══ DATASET ENTRIES ══

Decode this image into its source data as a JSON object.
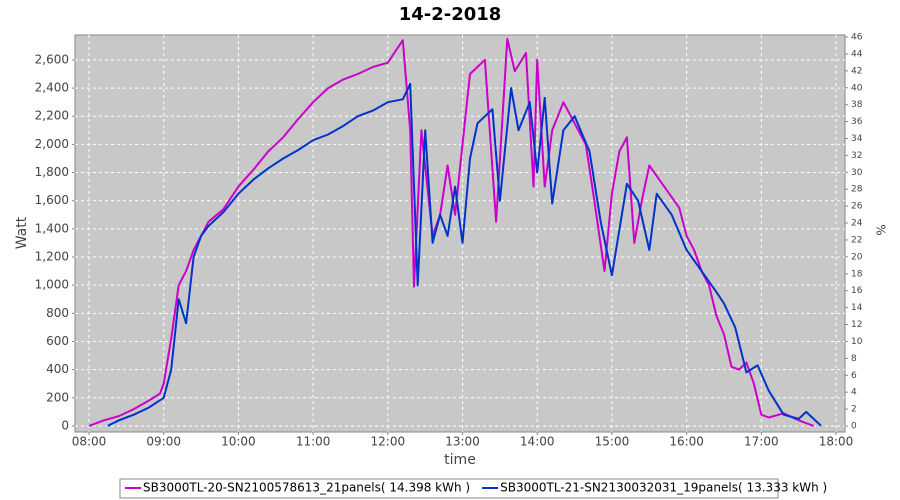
{
  "chart_data": {
    "type": "line",
    "title": "14-2-2018",
    "xlabel": "time",
    "ylabel": "Watt",
    "y2label": "%",
    "series": [
      {
        "name": "SB3000TL-20-SN2100578613_21panels( 14.398 kWh )",
        "color": "#cc00cc",
        "x": [
          8.0,
          8.2,
          8.4,
          8.6,
          8.8,
          8.95,
          9.0,
          9.1,
          9.2,
          9.3,
          9.4,
          9.5,
          9.6,
          9.8,
          10.0,
          10.2,
          10.4,
          10.6,
          10.8,
          11.0,
          11.2,
          11.4,
          11.6,
          11.8,
          12.0,
          12.2,
          12.3,
          12.35,
          12.45,
          12.6,
          12.7,
          12.8,
          12.9,
          13.0,
          13.1,
          13.3,
          13.45,
          13.6,
          13.7,
          13.85,
          13.95,
          14.0,
          14.1,
          14.2,
          14.35,
          14.5,
          14.65,
          14.75,
          14.9,
          15.0,
          15.1,
          15.2,
          15.3,
          15.4,
          15.5,
          15.7,
          15.9,
          16.0,
          16.1,
          16.2,
          16.3,
          16.4,
          16.5,
          16.6,
          16.7,
          16.8,
          16.9,
          17.0,
          17.1,
          17.3,
          17.5,
          17.7
        ],
        "values": [
          0,
          40,
          70,
          120,
          180,
          230,
          300,
          620,
          1000,
          1100,
          1250,
          1350,
          1450,
          1540,
          1700,
          1820,
          1950,
          2050,
          2180,
          2300,
          2400,
          2460,
          2500,
          2550,
          2580,
          2740,
          2100,
          990,
          2100,
          1350,
          1500,
          1850,
          1500,
          2000,
          2500,
          2600,
          1450,
          2750,
          2520,
          2650,
          1700,
          2600,
          1700,
          2100,
          2300,
          2150,
          2000,
          1650,
          1100,
          1650,
          1950,
          2050,
          1300,
          1600,
          1850,
          1700,
          1550,
          1350,
          1250,
          1100,
          1000,
          780,
          650,
          420,
          400,
          450,
          300,
          80,
          60,
          90,
          40,
          0
        ]
      },
      {
        "name": "SB3000TL-21-SN2130032031_19panels( 13.333 kWh )",
        "color": "#0033cc",
        "x": [
          8.25,
          8.4,
          8.6,
          8.8,
          9.0,
          9.1,
          9.2,
          9.3,
          9.4,
          9.5,
          9.6,
          9.8,
          10.0,
          10.2,
          10.4,
          10.6,
          10.8,
          11.0,
          11.2,
          11.4,
          11.6,
          11.8,
          12.0,
          12.2,
          12.3,
          12.4,
          12.5,
          12.6,
          12.7,
          12.8,
          12.9,
          13.0,
          13.1,
          13.2,
          13.4,
          13.5,
          13.65,
          13.75,
          13.9,
          14.0,
          14.1,
          14.2,
          14.35,
          14.5,
          14.7,
          14.85,
          15.0,
          15.2,
          15.35,
          15.5,
          15.6,
          15.8,
          16.0,
          16.2,
          16.4,
          16.5,
          16.65,
          16.8,
          16.95,
          17.1,
          17.3,
          17.5,
          17.6,
          17.8
        ],
        "values": [
          0,
          40,
          80,
          130,
          200,
          400,
          900,
          730,
          1200,
          1350,
          1420,
          1520,
          1650,
          1750,
          1830,
          1900,
          1960,
          2030,
          2070,
          2130,
          2200,
          2240,
          2300,
          2320,
          2430,
          1000,
          2100,
          1300,
          1500,
          1350,
          1700,
          1300,
          1900,
          2150,
          2250,
          1600,
          2400,
          2100,
          2300,
          1800,
          2330,
          1580,
          2100,
          2200,
          1950,
          1450,
          1070,
          1720,
          1600,
          1250,
          1650,
          1500,
          1250,
          1100,
          950,
          870,
          700,
          380,
          430,
          250,
          80,
          50,
          100,
          0
        ]
      }
    ],
    "xlim": [
      7.8125,
      18.12
    ],
    "xticks": [
      {
        "value": 8,
        "label": "08:00"
      },
      {
        "value": 9,
        "label": "09:00"
      },
      {
        "value": 10,
        "label": "10:00"
      },
      {
        "value": 11,
        "label": "11:00"
      },
      {
        "value": 12,
        "label": "12:00"
      },
      {
        "value": 13,
        "label": "13:00"
      },
      {
        "value": 14,
        "label": "14:00"
      },
      {
        "value": 15,
        "label": "15:00"
      },
      {
        "value": 16,
        "label": "16:00"
      },
      {
        "value": 17,
        "label": "17:00"
      },
      {
        "value": 18,
        "label": "18:00"
      }
    ],
    "ylim": [
      -43,
      2777
    ],
    "yticks": [
      0,
      200,
      400,
      600,
      800,
      {
        "value": 1000,
        "label": "1,000"
      },
      {
        "value": 1200,
        "label": "1,200"
      },
      {
        "value": 1400,
        "label": "1,400"
      },
      {
        "value": 1600,
        "label": "1,600"
      },
      {
        "value": 1800,
        "label": "1,800"
      },
      {
        "value": 2000,
        "label": "2,000"
      },
      {
        "value": 2200,
        "label": "2,200"
      },
      {
        "value": 2400,
        "label": "2,400"
      },
      {
        "value": 2600,
        "label": "2,600"
      }
    ],
    "y2lim": [
      -0.71,
      46.24
    ],
    "y2ticks": [
      0,
      2,
      4,
      6,
      8,
      10,
      12,
      14,
      16,
      18,
      20,
      22,
      24,
      26,
      28,
      30,
      32,
      34,
      36,
      38,
      40,
      42,
      44,
      46
    ],
    "grid": true
  }
}
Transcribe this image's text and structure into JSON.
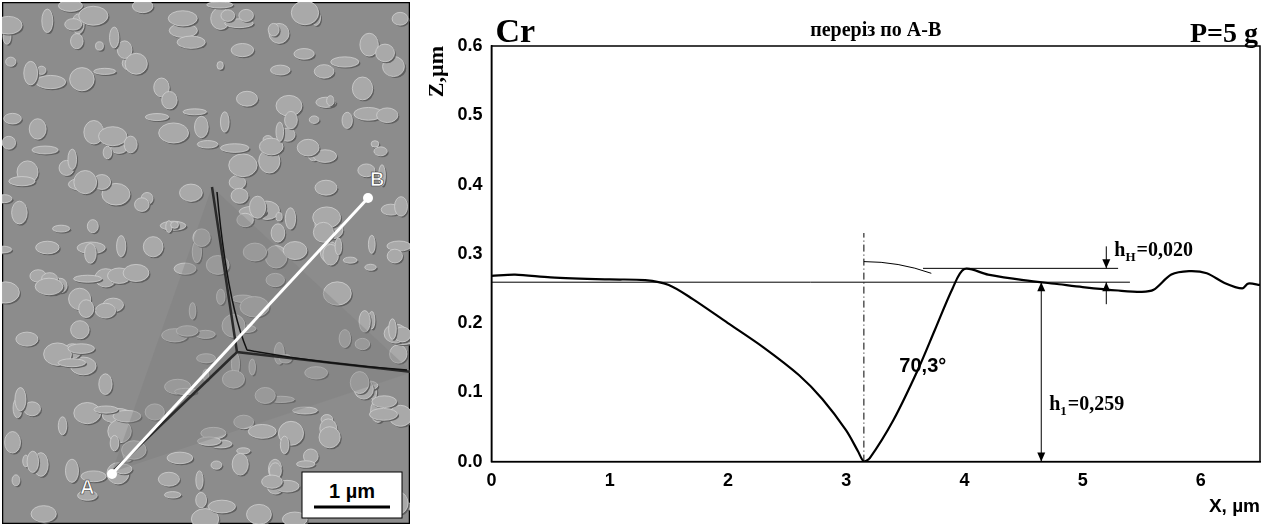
{
  "chart_data": {
    "type": "line",
    "title": "Cr",
    "subtitle": "переріз по A-B",
    "load_label": "P=5 g",
    "x_label": "X, µm",
    "y_label": "Z,µm",
    "xlim": [
      0,
      6.5
    ],
    "xticks": [
      0,
      1,
      2,
      3,
      4,
      5,
      6
    ],
    "ylim": [
      0,
      0.6
    ],
    "yticks": [
      {
        "value": 0,
        "label": "0.0"
      },
      0.1,
      0.2,
      0.3,
      0.4,
      0.5,
      0.6
    ],
    "grid": false,
    "legend": false,
    "series": [
      {
        "name": "Cr",
        "color": "#000000",
        "line_style": "solid",
        "marker": "none",
        "x": [
          0,
          0.2,
          0.5,
          1.0,
          1.3,
          1.5,
          1.7,
          2.0,
          2.3,
          2.6,
          2.8,
          3.0,
          3.1,
          3.15,
          3.2,
          3.4,
          3.6,
          3.75,
          3.9,
          4.0,
          4.2,
          4.5,
          4.8,
          5.0,
          5.3,
          5.5,
          5.6,
          5.75,
          5.9,
          6.05,
          6.2,
          6.35,
          6.4,
          6.5
        ],
        "values": [
          0.268,
          0.27,
          0.266,
          0.263,
          0.262,
          0.255,
          0.235,
          0.2,
          0.165,
          0.125,
          0.09,
          0.045,
          0.015,
          0.0,
          0.005,
          0.06,
          0.13,
          0.19,
          0.25,
          0.278,
          0.27,
          0.262,
          0.256,
          0.252,
          0.247,
          0.245,
          0.248,
          0.27,
          0.275,
          0.272,
          0.258,
          0.25,
          0.257,
          0.255
        ]
      }
    ],
    "reference_lines": [
      {
        "x": [
          0,
          5.4
        ],
        "y": 0.259,
        "line_style": "solid"
      },
      {
        "x": [
          3.65,
          5.3
        ],
        "y": 0.279,
        "line_style": "solid"
      },
      {
        "x": 3.15,
        "y": [
          0,
          0.33
        ],
        "line_style": "dashdot"
      }
    ],
    "annotations": [
      {
        "text": "70,3°",
        "angle_deg": 70.3
      },
      {
        "symbol": "h",
        "subscript": "H",
        "text": "=0,020",
        "x": 5.2,
        "y": [
          0.259,
          0.279
        ]
      },
      {
        "symbol": "h",
        "subscript": "1",
        "text": "=0,259",
        "x": 4.65,
        "y": [
          0,
          0.259
        ]
      }
    ]
  },
  "image_panel": {
    "point_labels": [
      "A",
      "B"
    ],
    "scale_bar": "1 µm"
  }
}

═══

— TASK STATEMENT —
Take every line that includes the string "JSON" and copy it.

— THE SOLUTION —
Decode this image into its source data as a JSON object.
Transcribe this image's text and structure into JSON.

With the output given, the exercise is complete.